--- EXERCISE ---
Only the lines from the one containing "What's the underlying" through the final line of the material below should be output, exactly as they stand.

--- DATA EXTRACT ---
-- start --

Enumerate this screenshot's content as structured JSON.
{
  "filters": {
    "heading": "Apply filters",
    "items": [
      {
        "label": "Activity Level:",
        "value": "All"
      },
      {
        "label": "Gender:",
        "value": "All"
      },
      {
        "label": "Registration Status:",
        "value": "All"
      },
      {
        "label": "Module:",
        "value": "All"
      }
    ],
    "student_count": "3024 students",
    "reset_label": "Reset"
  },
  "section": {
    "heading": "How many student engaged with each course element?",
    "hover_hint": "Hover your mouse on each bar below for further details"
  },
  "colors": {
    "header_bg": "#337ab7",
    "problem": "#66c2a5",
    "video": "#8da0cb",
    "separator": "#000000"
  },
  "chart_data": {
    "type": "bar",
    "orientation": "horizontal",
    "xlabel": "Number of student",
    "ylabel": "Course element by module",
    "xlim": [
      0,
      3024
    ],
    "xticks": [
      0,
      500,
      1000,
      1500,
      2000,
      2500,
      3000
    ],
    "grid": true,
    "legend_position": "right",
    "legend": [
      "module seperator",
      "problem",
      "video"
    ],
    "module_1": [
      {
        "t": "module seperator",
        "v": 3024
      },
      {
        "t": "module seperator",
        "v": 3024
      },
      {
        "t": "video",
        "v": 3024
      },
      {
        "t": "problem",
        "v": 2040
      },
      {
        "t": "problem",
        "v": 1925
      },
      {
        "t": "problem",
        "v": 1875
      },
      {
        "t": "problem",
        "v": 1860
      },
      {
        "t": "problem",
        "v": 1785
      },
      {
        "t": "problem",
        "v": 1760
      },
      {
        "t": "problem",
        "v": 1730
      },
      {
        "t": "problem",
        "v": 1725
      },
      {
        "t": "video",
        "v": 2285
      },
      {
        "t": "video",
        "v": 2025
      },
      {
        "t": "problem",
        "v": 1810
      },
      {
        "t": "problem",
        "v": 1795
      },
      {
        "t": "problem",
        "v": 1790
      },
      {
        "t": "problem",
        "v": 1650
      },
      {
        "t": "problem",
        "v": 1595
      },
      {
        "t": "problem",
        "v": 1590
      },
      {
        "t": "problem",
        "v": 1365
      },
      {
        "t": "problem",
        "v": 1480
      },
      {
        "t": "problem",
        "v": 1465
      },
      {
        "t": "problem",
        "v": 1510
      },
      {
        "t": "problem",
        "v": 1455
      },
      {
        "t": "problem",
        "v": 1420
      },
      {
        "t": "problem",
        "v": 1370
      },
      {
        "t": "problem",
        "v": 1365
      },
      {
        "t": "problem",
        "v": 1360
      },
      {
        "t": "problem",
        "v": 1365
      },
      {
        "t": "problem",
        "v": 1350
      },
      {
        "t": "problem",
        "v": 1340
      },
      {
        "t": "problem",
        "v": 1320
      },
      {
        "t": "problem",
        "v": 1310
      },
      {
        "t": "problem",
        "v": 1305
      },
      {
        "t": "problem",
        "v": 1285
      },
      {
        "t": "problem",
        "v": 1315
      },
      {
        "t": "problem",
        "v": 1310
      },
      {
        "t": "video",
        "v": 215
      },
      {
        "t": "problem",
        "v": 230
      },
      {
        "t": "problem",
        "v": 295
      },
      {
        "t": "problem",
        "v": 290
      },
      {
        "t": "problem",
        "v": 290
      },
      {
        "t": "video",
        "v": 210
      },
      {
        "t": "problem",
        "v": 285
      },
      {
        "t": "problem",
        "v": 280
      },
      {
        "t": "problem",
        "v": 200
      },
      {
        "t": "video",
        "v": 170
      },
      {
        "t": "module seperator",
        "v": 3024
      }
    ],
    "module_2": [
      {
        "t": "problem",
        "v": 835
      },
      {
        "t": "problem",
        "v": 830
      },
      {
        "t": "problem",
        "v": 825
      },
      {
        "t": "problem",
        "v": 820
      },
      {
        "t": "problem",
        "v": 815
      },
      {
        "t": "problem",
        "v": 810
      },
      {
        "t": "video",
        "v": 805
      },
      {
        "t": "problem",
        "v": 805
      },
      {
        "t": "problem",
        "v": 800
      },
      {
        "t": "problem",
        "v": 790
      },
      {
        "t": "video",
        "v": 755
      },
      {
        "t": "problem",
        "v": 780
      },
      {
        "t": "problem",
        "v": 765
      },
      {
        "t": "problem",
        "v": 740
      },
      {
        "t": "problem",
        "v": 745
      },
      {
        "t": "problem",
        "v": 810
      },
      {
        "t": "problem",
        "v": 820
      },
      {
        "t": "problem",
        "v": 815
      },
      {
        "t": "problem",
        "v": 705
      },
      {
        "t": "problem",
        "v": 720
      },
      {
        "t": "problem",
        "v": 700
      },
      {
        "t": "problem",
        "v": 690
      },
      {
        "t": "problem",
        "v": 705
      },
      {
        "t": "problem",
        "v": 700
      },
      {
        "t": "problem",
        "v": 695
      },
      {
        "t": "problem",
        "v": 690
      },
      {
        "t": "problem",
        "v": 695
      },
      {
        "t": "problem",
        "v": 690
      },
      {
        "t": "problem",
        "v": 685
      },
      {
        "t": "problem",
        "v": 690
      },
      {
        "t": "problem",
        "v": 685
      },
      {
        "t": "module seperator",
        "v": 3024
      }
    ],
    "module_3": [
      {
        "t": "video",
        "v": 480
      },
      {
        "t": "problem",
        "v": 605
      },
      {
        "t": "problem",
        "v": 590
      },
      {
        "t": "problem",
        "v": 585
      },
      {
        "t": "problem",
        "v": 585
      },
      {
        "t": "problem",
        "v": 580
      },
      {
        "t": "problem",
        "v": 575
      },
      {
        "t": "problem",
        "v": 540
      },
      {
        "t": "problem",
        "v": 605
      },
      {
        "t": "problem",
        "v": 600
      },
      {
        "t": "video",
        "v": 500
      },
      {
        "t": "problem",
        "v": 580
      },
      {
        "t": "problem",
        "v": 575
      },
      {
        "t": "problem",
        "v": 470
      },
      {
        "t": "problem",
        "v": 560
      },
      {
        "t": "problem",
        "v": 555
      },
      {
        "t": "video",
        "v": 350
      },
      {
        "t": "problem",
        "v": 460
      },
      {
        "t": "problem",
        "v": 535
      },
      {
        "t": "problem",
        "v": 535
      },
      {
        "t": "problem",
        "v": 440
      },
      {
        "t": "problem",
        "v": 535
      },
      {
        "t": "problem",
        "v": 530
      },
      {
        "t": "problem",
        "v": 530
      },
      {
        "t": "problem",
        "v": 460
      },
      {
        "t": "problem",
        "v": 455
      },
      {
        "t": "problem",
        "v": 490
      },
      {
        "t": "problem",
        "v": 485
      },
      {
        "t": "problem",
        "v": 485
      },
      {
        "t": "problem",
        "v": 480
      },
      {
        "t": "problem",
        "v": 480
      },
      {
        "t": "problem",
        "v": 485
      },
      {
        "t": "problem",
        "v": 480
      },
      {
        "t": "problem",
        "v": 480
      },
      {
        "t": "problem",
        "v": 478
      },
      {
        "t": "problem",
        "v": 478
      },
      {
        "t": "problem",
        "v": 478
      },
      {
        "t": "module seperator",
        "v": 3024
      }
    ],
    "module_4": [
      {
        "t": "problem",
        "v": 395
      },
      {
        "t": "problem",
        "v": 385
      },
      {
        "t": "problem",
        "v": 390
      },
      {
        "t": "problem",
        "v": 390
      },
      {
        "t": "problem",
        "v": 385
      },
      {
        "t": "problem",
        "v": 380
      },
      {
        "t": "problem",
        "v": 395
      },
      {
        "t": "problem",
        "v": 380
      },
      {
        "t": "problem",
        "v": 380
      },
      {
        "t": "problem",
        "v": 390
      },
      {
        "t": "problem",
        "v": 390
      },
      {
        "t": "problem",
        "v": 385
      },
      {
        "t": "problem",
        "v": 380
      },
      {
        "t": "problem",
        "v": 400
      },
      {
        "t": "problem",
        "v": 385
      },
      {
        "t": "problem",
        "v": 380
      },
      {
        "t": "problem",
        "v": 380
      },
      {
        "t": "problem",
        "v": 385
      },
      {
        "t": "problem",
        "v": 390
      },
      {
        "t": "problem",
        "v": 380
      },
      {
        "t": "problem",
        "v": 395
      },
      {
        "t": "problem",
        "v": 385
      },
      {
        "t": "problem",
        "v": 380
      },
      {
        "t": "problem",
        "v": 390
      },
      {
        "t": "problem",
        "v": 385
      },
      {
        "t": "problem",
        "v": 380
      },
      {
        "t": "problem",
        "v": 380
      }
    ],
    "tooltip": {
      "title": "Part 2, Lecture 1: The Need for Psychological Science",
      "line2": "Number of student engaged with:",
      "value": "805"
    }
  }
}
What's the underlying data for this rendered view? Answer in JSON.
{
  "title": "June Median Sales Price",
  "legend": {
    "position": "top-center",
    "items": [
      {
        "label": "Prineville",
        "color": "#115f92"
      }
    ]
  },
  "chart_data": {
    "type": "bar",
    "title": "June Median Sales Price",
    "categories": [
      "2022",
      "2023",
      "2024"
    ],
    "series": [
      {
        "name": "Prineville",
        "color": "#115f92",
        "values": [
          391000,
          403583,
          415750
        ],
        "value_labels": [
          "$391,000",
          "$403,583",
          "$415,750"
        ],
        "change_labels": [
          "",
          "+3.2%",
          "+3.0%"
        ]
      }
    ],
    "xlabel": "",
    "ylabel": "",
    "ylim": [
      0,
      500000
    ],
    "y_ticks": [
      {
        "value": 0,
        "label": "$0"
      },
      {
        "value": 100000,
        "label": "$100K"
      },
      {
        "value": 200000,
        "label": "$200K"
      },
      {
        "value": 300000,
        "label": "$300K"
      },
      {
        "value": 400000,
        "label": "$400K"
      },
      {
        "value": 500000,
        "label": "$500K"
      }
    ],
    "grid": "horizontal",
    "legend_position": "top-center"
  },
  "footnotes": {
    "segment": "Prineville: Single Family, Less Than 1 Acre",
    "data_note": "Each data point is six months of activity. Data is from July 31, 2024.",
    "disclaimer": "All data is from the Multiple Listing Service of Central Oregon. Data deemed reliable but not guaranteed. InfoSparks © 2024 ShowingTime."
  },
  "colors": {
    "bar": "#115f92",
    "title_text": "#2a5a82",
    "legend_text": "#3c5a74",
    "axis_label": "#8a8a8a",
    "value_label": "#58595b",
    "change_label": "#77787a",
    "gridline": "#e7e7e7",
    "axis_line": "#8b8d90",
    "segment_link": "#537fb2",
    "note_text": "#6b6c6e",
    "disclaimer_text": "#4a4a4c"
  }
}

-- end --

--- WORKED SOLUTION ---
What's the underlying data for this rendered view? Answer in JSON.
{
  "title": "June Median Sales Price",
  "legend": {
    "position": "top-center",
    "items": [
      {
        "label": "Prineville",
        "color": "#115f92"
      }
    ]
  },
  "chart_data": {
    "type": "bar",
    "title": "June Median Sales Price",
    "categories": [
      "2022",
      "2023",
      "2024"
    ],
    "series": [
      {
        "name": "Prineville",
        "color": "#115f92",
        "values": [
          391000,
          403583,
          415750
        ],
        "value_labels": [
          "$391,000",
          "$403,583",
          "$415,750"
        ],
        "change_labels": [
          "",
          "+3.2%",
          "+3.0%"
        ]
      }
    ],
    "xlabel": "",
    "ylabel": "",
    "ylim": [
      0,
      500000
    ],
    "y_ticks": [
      {
        "value": 0,
        "label": "$0"
      },
      {
        "value": 100000,
        "label": "$100K"
      },
      {
        "value": 200000,
        "label": "$200K"
      },
      {
        "value": 300000,
        "label": "$300K"
      },
      {
        "value": 400000,
        "label": "$400K"
      },
      {
        "value": 500000,
        "label": "$500K"
      }
    ],
    "grid": "horizontal",
    "legend_position": "top-center"
  },
  "footnotes": {
    "segment": "Prineville: Single Family, Less Than 1 Acre",
    "data_note": "Each data point is six months of activity. Data is from July 31, 2024.",
    "disclaimer": "All data is from the Multiple Listing Service of Central Oregon. Data deemed reliable but not guaranteed. InfoSparks © 2024 ShowingTime."
  },
  "colors": {
    "bar": "#115f92",
    "title_text": "#2a5a82",
    "legend_text": "#3c5a74",
    "axis_label": "#8a8a8a",
    "value_label": "#58595b",
    "change_label": "#77787a",
    "gridline": "#e7e7e7",
    "axis_line": "#8b8d90",
    "segment_link": "#537fb2",
    "note_text": "#6b6c6e",
    "disclaimer_text": "#4a4a4c"
  }
}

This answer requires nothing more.